**What the task asks**
Below are the records. Gather each line that holds "part".
-- BEGIN --
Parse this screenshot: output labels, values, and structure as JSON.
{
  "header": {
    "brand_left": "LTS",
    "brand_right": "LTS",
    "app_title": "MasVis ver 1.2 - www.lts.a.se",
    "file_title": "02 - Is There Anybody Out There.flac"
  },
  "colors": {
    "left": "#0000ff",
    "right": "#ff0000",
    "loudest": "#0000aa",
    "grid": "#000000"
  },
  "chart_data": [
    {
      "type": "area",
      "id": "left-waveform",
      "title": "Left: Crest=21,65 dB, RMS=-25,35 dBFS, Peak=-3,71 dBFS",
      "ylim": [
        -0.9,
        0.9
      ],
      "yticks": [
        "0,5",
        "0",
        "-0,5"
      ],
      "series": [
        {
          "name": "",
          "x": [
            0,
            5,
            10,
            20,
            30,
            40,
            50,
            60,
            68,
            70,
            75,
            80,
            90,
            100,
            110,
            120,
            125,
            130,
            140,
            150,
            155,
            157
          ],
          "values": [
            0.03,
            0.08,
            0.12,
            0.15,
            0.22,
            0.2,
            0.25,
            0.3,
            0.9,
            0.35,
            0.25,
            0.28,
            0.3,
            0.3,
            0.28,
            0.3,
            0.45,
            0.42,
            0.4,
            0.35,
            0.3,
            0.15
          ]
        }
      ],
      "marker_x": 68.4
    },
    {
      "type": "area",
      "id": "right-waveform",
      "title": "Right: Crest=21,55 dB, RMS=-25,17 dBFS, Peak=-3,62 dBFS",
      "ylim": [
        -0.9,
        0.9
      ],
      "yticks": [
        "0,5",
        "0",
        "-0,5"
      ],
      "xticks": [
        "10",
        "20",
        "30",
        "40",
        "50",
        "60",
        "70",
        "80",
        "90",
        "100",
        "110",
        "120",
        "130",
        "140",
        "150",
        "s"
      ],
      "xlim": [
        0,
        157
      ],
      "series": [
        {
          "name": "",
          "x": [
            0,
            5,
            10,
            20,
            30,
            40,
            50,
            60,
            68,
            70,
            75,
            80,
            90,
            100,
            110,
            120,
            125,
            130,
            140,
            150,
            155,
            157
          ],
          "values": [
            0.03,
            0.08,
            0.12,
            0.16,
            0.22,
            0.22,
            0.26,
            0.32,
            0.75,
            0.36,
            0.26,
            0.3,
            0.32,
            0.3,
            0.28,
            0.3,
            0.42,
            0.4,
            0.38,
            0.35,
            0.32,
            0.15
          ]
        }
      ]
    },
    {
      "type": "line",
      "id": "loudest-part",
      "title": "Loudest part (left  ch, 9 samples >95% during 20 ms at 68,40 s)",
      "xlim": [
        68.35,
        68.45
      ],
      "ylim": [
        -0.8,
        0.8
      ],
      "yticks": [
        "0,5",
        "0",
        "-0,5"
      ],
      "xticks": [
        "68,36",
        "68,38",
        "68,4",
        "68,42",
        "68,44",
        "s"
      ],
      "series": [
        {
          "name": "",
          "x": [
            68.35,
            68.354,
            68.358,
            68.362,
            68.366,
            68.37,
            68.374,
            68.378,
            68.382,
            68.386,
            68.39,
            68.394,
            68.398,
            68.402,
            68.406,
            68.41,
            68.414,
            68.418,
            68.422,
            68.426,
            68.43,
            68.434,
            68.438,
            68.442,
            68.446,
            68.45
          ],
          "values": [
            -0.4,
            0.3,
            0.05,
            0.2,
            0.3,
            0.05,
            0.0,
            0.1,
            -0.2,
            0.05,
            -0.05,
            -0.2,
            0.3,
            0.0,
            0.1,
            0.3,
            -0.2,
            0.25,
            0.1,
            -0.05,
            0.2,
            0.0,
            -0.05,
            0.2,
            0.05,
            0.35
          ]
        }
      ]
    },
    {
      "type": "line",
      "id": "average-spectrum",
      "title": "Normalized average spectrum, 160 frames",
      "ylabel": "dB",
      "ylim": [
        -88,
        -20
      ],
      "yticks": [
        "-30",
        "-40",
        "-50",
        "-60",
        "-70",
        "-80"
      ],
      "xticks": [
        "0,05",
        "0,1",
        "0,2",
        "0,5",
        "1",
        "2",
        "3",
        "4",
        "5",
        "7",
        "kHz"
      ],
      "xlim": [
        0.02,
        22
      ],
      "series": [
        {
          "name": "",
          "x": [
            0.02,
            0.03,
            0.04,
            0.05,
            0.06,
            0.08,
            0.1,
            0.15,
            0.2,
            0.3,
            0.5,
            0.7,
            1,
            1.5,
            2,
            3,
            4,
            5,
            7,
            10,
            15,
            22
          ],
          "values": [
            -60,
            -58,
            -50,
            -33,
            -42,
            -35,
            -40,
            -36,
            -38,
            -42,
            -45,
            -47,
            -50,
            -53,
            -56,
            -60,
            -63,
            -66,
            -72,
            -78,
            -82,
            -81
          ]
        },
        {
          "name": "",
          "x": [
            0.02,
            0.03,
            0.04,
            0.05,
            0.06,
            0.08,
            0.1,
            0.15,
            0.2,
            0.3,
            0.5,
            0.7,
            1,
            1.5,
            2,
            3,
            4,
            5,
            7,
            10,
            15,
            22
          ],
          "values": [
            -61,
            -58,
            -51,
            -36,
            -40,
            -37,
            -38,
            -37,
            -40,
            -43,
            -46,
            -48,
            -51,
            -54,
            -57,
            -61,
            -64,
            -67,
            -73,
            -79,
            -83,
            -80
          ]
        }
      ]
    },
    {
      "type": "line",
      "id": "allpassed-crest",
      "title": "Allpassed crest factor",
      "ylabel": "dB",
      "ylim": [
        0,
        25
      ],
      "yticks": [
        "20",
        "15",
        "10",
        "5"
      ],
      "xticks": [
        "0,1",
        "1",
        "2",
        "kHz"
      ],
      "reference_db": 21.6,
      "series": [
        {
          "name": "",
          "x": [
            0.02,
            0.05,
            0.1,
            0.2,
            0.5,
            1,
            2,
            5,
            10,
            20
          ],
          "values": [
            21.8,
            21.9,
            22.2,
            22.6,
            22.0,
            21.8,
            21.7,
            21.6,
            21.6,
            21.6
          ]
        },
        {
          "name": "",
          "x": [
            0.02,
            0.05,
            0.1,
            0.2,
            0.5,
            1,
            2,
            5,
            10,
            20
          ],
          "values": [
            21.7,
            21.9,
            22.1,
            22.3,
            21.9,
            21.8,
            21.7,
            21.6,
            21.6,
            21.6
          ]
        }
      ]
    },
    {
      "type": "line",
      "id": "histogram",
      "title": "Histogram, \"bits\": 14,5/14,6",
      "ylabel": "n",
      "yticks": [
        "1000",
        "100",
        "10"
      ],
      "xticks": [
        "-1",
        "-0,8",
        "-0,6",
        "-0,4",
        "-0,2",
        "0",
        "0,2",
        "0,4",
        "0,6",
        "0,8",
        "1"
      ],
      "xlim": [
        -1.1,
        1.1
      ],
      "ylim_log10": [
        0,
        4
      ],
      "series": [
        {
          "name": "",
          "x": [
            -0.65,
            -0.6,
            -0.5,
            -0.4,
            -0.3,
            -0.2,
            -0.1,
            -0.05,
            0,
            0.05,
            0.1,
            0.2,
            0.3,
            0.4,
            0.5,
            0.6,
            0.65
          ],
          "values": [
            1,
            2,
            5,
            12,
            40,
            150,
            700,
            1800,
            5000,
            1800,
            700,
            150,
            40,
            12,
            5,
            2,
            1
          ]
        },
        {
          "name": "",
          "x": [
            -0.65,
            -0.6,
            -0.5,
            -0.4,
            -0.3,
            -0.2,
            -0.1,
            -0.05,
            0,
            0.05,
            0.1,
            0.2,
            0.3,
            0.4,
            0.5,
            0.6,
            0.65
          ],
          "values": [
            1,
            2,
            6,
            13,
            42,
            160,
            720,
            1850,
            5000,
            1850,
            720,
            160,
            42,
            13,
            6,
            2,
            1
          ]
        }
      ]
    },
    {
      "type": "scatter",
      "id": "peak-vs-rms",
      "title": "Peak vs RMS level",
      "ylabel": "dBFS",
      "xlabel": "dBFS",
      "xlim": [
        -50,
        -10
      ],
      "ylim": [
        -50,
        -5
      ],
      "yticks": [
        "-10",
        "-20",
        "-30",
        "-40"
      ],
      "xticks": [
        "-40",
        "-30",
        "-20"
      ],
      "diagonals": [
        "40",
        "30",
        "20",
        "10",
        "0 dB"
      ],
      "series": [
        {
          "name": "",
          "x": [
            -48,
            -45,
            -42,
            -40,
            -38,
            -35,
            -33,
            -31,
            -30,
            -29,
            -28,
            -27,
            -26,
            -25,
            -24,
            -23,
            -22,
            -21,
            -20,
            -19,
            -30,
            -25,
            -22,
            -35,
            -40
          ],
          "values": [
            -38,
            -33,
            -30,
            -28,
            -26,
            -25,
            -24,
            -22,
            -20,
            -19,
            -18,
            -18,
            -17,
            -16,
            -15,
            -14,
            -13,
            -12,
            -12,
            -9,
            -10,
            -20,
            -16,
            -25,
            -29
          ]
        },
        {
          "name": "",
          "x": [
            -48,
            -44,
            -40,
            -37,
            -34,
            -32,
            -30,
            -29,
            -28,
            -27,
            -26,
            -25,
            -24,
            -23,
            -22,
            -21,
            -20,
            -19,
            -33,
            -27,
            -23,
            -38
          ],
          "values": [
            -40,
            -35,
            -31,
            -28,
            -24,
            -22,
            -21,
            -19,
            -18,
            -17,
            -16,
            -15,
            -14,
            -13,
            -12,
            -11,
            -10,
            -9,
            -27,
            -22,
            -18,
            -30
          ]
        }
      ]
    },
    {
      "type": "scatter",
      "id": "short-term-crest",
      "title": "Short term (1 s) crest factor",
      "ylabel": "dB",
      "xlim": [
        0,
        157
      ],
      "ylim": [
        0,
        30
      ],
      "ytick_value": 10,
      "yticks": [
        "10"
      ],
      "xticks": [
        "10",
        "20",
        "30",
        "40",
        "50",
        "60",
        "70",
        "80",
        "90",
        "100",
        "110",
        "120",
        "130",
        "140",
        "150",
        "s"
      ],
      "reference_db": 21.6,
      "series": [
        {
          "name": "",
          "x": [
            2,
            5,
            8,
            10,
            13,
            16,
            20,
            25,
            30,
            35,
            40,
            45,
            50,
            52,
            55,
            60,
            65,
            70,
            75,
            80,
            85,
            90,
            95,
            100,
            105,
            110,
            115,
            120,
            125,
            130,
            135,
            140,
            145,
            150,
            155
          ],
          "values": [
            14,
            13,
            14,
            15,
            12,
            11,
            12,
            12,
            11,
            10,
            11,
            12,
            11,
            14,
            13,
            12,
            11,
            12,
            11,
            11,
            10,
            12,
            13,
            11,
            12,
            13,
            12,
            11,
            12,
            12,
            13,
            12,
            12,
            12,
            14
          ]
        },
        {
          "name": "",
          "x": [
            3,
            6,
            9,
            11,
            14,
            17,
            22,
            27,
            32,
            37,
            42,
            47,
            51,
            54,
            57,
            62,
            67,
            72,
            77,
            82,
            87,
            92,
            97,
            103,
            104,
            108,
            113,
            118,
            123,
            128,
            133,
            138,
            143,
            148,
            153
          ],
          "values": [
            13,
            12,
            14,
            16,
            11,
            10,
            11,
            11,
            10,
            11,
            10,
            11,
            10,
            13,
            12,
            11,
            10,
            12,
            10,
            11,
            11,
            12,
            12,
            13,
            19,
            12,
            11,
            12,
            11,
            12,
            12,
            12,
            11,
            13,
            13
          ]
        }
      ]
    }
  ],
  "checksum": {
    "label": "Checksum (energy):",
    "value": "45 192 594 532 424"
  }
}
-- END --
**Full response**
      "id": "loudest-part",
      "title": "Loudest part (left  ch, 9 samples >95% during 20 ms at 68,40 s)",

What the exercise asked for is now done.